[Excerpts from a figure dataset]
########################################

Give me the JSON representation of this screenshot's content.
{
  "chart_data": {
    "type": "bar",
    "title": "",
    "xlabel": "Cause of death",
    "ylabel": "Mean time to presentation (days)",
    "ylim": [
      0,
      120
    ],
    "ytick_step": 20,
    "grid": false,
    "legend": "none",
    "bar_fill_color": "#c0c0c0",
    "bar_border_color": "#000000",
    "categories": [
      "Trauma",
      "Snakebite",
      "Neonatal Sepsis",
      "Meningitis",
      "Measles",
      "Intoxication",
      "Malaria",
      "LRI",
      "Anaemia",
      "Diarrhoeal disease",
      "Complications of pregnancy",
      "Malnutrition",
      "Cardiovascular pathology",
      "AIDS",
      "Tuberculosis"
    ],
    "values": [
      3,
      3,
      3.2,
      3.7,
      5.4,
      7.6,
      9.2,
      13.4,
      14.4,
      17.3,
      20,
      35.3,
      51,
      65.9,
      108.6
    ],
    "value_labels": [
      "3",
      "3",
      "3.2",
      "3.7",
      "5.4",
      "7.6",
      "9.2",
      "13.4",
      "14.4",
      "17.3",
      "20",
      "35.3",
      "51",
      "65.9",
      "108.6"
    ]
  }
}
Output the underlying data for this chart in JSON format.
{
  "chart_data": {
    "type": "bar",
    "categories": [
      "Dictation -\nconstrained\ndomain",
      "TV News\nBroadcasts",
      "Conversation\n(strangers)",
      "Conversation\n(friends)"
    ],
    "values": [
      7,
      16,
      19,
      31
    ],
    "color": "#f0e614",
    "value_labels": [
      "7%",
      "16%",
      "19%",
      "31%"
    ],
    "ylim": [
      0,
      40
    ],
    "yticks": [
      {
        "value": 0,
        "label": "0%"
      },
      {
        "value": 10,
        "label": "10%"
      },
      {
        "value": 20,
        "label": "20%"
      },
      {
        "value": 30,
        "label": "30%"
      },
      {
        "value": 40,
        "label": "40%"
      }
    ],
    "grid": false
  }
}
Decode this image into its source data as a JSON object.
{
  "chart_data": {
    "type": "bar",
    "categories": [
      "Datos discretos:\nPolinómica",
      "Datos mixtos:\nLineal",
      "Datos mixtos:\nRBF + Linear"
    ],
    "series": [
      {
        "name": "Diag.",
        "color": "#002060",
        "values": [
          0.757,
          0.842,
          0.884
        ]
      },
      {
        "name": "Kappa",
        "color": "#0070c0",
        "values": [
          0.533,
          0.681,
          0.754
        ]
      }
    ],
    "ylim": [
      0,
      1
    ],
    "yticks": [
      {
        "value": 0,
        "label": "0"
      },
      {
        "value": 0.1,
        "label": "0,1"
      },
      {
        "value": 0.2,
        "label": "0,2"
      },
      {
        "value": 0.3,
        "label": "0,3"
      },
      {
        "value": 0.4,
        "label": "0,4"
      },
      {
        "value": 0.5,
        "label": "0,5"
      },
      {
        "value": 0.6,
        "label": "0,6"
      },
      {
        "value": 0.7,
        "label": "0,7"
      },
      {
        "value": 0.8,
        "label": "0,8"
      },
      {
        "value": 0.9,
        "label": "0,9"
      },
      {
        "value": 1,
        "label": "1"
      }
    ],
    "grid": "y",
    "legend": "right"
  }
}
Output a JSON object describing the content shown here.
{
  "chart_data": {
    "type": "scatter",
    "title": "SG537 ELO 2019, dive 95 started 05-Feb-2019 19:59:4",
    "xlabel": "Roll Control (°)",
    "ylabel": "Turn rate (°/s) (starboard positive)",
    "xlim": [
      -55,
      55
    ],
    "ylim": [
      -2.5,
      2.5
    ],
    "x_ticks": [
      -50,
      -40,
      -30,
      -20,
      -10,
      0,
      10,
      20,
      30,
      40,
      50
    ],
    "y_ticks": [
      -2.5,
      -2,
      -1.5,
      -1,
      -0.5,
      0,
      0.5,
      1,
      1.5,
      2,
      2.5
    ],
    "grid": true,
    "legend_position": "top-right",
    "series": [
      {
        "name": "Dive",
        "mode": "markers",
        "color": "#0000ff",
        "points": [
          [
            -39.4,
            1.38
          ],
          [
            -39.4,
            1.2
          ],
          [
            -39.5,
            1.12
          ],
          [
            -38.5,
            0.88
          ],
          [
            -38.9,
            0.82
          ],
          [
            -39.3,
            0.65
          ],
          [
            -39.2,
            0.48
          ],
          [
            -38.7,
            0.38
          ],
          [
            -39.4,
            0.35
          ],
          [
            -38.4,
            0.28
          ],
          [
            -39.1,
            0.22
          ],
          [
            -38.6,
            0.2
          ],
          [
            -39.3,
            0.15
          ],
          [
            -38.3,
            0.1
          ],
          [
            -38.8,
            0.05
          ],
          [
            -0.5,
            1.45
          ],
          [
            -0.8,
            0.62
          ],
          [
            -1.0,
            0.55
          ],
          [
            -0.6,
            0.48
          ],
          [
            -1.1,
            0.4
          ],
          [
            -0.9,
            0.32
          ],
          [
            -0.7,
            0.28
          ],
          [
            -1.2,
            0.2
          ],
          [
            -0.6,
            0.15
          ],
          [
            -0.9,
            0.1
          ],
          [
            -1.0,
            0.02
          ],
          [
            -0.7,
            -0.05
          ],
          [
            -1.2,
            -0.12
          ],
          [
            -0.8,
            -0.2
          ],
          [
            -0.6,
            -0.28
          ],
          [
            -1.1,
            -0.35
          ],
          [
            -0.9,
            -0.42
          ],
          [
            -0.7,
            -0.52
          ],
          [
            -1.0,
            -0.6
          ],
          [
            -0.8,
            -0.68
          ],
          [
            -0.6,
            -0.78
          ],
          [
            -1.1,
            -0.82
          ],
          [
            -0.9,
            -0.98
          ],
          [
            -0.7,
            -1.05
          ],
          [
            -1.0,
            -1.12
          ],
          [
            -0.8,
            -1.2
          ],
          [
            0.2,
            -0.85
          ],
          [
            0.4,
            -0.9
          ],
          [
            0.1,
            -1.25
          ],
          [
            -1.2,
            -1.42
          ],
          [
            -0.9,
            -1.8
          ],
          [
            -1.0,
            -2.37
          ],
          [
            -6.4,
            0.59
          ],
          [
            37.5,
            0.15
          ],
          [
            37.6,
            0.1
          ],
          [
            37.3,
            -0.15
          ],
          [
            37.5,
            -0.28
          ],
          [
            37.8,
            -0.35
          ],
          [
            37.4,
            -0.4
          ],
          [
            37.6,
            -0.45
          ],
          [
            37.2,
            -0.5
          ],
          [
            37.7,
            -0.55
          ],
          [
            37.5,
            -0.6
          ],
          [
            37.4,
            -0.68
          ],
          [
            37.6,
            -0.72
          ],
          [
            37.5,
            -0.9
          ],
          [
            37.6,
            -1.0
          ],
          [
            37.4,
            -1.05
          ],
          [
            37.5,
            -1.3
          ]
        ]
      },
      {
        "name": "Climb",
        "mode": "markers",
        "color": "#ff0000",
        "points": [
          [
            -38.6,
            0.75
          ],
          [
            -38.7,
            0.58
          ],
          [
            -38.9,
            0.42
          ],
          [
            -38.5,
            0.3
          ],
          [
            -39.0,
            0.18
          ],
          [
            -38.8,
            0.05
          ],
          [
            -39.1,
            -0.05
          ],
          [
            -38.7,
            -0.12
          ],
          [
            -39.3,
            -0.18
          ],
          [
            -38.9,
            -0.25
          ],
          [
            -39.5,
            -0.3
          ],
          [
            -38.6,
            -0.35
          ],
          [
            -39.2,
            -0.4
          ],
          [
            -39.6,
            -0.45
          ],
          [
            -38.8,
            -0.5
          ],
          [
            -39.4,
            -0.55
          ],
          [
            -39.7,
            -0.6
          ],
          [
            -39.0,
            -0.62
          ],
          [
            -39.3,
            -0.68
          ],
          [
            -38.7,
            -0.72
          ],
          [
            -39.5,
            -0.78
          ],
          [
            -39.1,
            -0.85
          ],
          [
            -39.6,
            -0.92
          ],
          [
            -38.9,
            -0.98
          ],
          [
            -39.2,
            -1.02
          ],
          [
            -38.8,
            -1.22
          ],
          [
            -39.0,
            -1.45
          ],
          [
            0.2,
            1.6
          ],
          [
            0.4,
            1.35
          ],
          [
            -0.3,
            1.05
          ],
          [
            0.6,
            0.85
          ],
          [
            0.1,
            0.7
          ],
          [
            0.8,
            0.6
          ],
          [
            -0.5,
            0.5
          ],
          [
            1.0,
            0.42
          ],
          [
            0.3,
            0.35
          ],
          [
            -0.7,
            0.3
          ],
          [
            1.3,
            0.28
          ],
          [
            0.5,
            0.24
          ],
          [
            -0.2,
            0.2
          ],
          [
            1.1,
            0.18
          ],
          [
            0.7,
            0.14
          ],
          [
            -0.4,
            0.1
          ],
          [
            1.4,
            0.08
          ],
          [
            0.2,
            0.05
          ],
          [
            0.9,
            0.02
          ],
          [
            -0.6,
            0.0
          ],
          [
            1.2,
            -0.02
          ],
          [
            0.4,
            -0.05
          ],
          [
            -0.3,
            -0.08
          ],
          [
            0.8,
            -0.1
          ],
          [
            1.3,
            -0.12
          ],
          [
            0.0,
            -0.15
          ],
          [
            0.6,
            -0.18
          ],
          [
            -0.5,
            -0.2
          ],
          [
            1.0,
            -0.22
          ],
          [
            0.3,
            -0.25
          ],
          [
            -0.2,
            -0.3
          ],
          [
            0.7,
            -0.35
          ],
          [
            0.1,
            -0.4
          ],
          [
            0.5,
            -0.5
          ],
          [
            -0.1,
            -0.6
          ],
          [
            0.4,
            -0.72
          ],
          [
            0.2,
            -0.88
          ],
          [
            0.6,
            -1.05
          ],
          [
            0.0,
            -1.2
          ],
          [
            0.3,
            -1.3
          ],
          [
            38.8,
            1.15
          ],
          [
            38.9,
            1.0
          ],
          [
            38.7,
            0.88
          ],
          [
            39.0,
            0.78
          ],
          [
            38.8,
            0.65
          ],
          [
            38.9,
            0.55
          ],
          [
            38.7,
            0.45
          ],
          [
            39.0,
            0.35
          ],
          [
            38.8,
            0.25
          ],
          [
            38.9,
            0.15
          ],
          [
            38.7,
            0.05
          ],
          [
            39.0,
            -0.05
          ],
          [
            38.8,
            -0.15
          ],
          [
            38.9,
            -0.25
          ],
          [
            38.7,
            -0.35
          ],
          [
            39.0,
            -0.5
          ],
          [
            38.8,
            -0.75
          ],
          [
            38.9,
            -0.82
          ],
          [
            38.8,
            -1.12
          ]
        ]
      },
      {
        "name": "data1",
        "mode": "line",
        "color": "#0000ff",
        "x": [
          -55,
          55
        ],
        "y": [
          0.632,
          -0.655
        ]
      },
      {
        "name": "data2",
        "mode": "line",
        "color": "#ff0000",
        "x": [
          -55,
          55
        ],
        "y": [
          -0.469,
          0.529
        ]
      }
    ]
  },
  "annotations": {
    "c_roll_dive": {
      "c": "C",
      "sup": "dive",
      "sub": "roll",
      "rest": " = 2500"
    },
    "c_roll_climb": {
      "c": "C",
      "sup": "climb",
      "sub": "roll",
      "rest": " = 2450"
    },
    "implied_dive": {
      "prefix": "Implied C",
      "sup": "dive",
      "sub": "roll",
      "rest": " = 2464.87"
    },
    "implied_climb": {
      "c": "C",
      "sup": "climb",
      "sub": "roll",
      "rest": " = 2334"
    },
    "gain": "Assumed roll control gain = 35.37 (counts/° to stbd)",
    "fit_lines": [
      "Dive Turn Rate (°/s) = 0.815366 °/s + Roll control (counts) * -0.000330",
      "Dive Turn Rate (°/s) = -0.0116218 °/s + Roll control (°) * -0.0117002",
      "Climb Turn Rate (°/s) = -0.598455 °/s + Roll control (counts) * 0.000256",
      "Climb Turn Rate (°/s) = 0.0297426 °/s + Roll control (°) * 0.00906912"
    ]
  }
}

########################################

*Written exercise:*
Give the number of lines in the material above that have the word "object" in them, and nothing more.

*Result of the exercise:*
2